*Exercise brief*
Report the number of lines that include "изложить", with no additional text.

*Provided records*
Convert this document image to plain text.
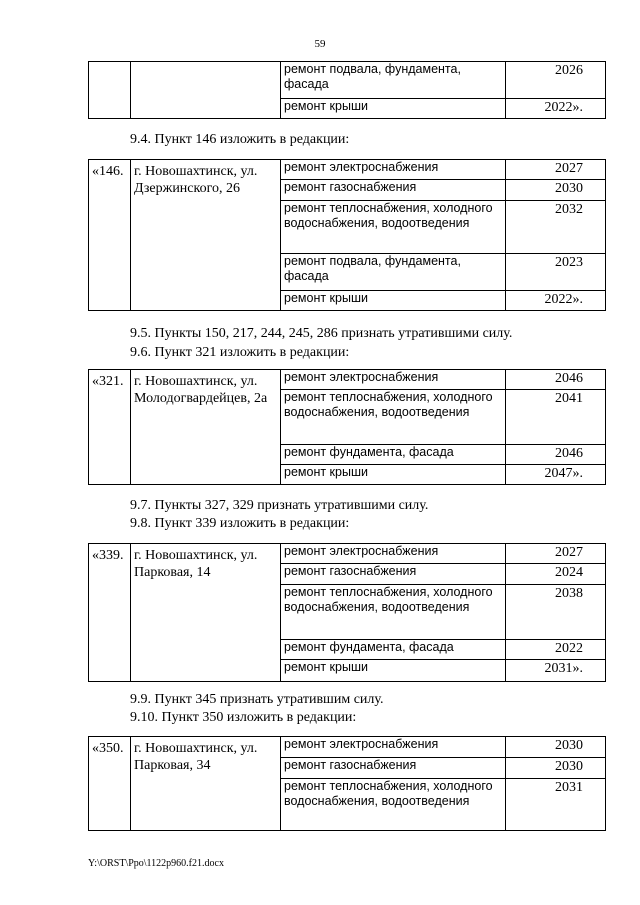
59
		ремонт подвала, фундамента, фасада	2026
		ремонт крыши	2022».
9.4. Пункт 146 изложить в редакции:
«146.	г. Новошахтинск, ул. Дзержинского, 26	ремонт электроснабжения	2027
		ремонт газоснабжения	2030
		ремонт теплоснабжения, холодного водоснабжения, водоотведения	2032
		ремонт подвала, фундамента, фасада	2023
		ремонт крыши	2022».
9.5. Пункты 150, 217, 244, 245, 286 признать утратившими силу.
9.6. Пункт 321 изложить в редакции:
«321.	г. Новошахтинск, ул. Молодогвардейцев, 2а	ремонт электроснабжения	2046
		ремонт теплоснабжения, холодного водоснабжения, водоотведения	2041
		ремонт фундамента, фасада	2046
		ремонт крыши	2047».
9.7. Пункты 327, 329 признать утратившими силу.
9.8. Пункт 339 изложить в редакции:
«339.	г. Новошахтинск, ул. Парковая, 14	ремонт электроснабжения	2027
		ремонт газоснабжения	2024
		ремонт теплоснабжения, холодного водоснабжения, водоотведения	2038
		ремонт фундамента, фасада	2022
		ремонт крыши	2031».
9.9. Пункт 345 признать утратившим силу.
9.10. Пункт 350 изложить в редакции:
«350.	г. Новошахтинск, ул. Парковая, 34	ремонт электроснабжения	2030
		ремонт газоснабжения	2030
		ремонт теплоснабжения, холодного водоснабжения, водоотведения	2031
Y:\ORST\Ppo\1122p960.f21.docx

*Exercise solution*
4